⟨

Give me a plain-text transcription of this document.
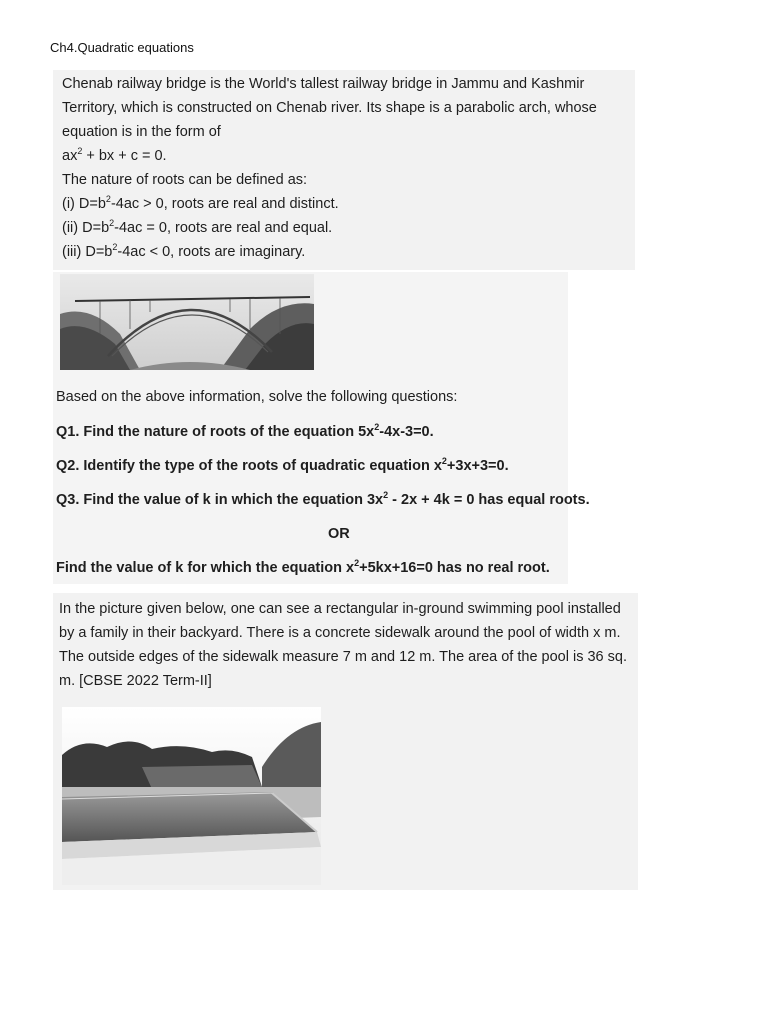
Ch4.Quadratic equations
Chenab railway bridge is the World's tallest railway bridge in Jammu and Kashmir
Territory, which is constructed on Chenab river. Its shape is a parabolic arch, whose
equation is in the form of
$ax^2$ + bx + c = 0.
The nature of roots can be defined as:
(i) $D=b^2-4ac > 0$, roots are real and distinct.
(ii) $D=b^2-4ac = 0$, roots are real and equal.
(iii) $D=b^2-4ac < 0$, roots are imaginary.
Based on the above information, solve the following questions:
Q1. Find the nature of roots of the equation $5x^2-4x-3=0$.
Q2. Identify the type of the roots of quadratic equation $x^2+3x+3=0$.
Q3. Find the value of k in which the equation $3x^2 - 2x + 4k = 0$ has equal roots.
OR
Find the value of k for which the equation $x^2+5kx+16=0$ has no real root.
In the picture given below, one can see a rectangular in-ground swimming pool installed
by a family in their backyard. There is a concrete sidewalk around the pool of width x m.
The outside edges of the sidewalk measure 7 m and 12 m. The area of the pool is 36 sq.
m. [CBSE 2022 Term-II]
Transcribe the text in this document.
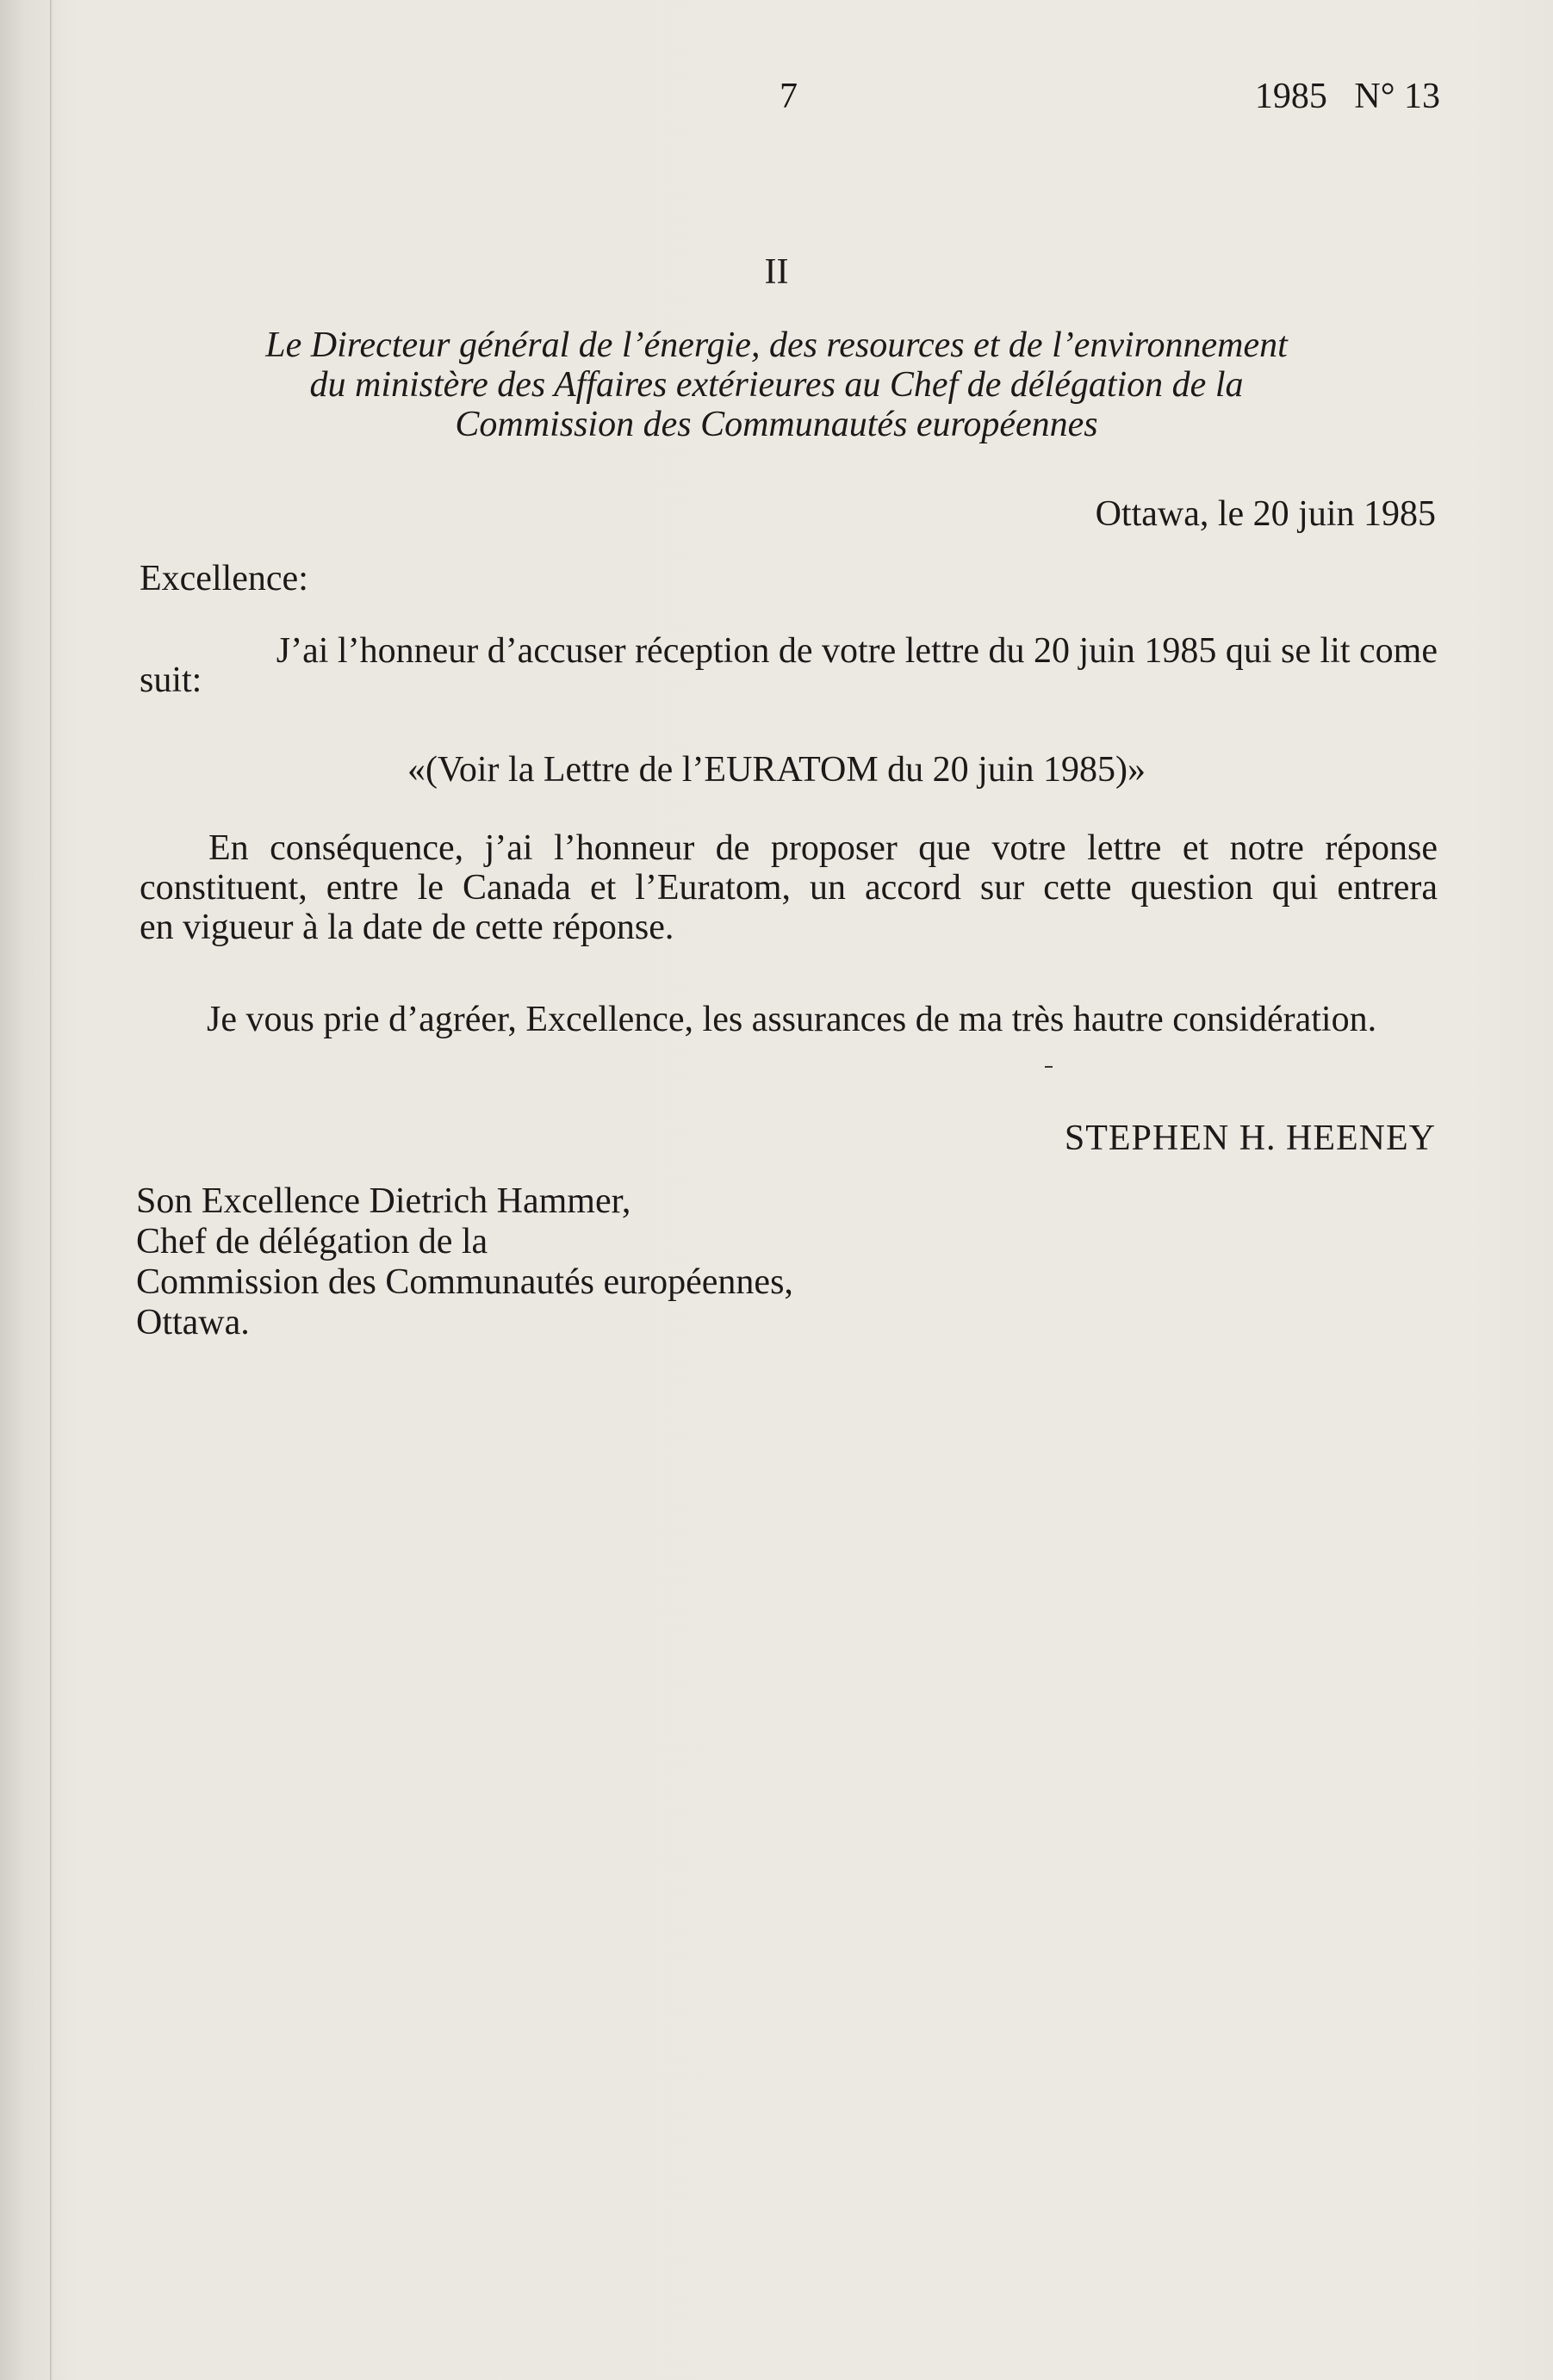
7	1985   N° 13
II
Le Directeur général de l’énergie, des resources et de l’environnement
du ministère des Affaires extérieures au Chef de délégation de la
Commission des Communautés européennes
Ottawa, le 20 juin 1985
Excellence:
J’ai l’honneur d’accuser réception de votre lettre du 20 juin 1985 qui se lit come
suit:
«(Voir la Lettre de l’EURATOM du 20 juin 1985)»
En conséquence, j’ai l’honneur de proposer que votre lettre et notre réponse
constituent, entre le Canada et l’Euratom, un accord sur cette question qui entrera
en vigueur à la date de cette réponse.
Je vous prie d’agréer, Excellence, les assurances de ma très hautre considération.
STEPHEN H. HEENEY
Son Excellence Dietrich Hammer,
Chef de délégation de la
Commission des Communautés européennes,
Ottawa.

⟩

__Request__: Extract the entries in full, exactly as they are, minus the pictures.

__Answer to the exercise__:
Give me a plain-text transcription of this document.
Ch4.Quadratic equations
Chenab railway bridge is the World's tallest railway bridge in Jammu and Kashmir
Territory, which is constructed on Chenab river. Its shape is a parabolic arch, whose
equation is in the form of
$ax^2$ + bx + c = 0.
The nature of roots can be defined as:
(i) $D=b^2-4ac > 0$, roots are real and distinct.
(ii) $D=b^2-4ac = 0$, roots are real and equal.
(iii) $D=b^2-4ac < 0$, roots are imaginary.
Based on the above information, solve the following questions:
Q1. Find the nature of roots of the equation $5x^2-4x-3=0$.
Q2. Identify the type of the roots of quadratic equation $x^2+3x+3=0$.
Q3. Find the value of k in which the equation $3x^2 - 2x + 4k = 0$ has equal roots.
OR
Find the value of k for which the equation $x^2+5kx+16=0$ has no real root.
In the picture given below, one can see a rectangular in-ground swimming pool installed
by a family in their backyard. There is a concrete sidewalk around the pool of width x m.
The outside edges of the sidewalk measure 7 m and 12 m. The area of the pool is 36 sq.
m. [CBSE 2022 Term-II]
Transcribe the text in this document.
7	1985   N° 13
II
Le Directeur général de l’énergie, des resources et de l’environnement
du ministère des Affaires extérieures au Chef de délégation de la
Commission des Communautés européennes
Ottawa, le 20 juin 1985
Excellence:
J’ai l’honneur d’accuser réception de votre lettre du 20 juin 1985 qui se lit come
suit:
«(Voir la Lettre de l’EURATOM du 20 juin 1985)»
En conséquence, j’ai l’honneur de proposer que votre lettre et notre réponse
constituent, entre le Canada et l’Euratom, un accord sur cette question qui entrera
en vigueur à la date de cette réponse.
Je vous prie d’agréer, Excellence, les assurances de ma très hautre considération.
STEPHEN H. HEENEY
Son Excellence Dietrich Hammer,
Chef de délégation de la
Commission des Communautés européennes,
Ottawa.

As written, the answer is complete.